Short exercise |
Look in the data below for the line that contains "Serialize everything readable". Copy that line and the remaining lines exactly.

-- -- --

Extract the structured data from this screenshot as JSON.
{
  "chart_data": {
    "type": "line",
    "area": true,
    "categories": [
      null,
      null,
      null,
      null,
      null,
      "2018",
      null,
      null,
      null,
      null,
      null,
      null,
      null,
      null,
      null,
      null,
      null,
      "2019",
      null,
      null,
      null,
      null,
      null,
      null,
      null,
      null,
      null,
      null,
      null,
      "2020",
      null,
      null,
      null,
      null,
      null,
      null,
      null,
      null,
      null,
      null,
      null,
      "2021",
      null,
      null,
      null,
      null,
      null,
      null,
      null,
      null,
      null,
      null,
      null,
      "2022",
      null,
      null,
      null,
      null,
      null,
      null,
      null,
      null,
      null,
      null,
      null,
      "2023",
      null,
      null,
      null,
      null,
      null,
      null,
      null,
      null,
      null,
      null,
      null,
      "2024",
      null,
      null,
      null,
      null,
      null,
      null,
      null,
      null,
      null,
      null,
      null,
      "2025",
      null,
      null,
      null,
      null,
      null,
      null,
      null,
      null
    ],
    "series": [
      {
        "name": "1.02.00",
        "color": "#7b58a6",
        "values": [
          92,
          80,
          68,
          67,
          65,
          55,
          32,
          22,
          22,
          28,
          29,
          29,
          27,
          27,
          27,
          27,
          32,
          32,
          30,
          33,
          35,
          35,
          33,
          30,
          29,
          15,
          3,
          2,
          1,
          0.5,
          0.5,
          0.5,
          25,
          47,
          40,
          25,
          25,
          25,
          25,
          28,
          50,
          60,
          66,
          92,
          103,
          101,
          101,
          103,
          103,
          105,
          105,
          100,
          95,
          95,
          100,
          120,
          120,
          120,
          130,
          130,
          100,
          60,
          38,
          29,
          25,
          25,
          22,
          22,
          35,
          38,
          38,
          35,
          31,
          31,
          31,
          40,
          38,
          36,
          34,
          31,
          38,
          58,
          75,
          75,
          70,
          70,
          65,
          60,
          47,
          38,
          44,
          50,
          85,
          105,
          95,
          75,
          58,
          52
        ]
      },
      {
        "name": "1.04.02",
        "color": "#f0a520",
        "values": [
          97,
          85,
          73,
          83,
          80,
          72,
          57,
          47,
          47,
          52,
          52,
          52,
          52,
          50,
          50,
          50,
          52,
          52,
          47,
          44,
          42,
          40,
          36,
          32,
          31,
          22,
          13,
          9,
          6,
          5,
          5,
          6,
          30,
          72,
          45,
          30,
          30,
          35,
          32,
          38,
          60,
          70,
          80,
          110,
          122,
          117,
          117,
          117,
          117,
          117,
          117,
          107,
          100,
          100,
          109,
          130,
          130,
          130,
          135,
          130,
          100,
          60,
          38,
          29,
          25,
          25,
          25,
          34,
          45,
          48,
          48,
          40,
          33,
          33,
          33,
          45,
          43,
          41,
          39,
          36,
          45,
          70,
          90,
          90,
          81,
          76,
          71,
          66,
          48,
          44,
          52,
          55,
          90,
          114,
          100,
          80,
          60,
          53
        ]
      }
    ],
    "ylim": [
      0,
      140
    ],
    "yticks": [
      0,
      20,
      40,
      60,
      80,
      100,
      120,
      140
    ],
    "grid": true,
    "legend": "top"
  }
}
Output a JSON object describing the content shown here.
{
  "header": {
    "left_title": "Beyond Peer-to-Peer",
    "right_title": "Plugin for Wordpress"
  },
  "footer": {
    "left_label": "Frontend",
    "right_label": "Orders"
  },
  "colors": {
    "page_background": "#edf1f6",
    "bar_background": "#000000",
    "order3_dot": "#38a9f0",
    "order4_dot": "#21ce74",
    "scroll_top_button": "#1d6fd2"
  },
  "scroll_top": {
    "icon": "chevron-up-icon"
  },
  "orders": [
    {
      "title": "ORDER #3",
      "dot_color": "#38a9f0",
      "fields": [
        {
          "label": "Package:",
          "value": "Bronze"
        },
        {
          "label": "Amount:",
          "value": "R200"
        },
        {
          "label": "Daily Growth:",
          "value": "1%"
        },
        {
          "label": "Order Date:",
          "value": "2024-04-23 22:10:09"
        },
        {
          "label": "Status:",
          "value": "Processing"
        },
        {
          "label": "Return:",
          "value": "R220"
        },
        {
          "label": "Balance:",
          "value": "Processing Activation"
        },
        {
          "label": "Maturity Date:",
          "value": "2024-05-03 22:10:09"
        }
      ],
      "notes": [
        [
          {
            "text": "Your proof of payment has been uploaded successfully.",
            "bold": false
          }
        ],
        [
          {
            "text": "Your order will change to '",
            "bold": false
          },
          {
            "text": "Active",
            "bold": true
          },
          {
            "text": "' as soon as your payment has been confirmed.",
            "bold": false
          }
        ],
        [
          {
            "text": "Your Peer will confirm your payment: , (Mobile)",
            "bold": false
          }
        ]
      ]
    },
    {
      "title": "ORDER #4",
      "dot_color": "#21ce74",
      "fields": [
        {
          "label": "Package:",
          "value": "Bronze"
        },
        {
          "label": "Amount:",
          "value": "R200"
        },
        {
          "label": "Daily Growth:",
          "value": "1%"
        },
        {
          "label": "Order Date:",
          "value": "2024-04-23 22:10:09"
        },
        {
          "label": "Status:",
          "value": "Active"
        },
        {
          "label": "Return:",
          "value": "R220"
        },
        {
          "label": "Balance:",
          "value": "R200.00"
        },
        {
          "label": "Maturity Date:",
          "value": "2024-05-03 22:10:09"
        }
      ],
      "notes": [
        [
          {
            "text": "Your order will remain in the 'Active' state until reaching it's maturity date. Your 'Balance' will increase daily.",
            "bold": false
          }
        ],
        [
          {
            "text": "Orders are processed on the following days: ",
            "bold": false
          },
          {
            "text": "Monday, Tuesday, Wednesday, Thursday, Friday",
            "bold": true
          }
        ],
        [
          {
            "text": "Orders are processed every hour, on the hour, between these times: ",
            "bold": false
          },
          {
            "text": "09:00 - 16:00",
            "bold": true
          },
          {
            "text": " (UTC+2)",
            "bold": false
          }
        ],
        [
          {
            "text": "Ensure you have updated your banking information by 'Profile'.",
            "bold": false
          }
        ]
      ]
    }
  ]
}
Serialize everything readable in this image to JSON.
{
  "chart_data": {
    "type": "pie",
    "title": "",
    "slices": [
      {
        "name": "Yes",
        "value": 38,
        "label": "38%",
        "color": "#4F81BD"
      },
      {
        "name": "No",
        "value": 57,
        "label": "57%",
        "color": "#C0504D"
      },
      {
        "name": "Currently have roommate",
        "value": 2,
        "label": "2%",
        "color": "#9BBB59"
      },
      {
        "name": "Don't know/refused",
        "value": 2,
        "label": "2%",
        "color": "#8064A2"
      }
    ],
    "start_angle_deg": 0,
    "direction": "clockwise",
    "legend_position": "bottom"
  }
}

-- -- --

Correct result |
Serialize everything readable in this image to JSON.
{
  "chart_data": {
    "type": "pie",
    "title": "",
    "slices": [
      {
        "name": "Yes",
        "value": 38,
        "label": "38%",
        "color": "#4F81BD"
      },
      {
        "name": "No",
        "value": 57,
        "label": "57%",
        "color": "#C0504D"
      },
      {
        "name": "Currently have roommate",
        "value": 2,
        "label": "2%",
        "color": "#9BBB59"
      },
      {
        "name": "Don't know/refused",
        "value": 2,
        "label": "2%",
        "color": "#8064A2"
      }
    ],
    "start_angle_deg": 0,
    "direction": "clockwise",
    "legend_position": "bottom"
  }
}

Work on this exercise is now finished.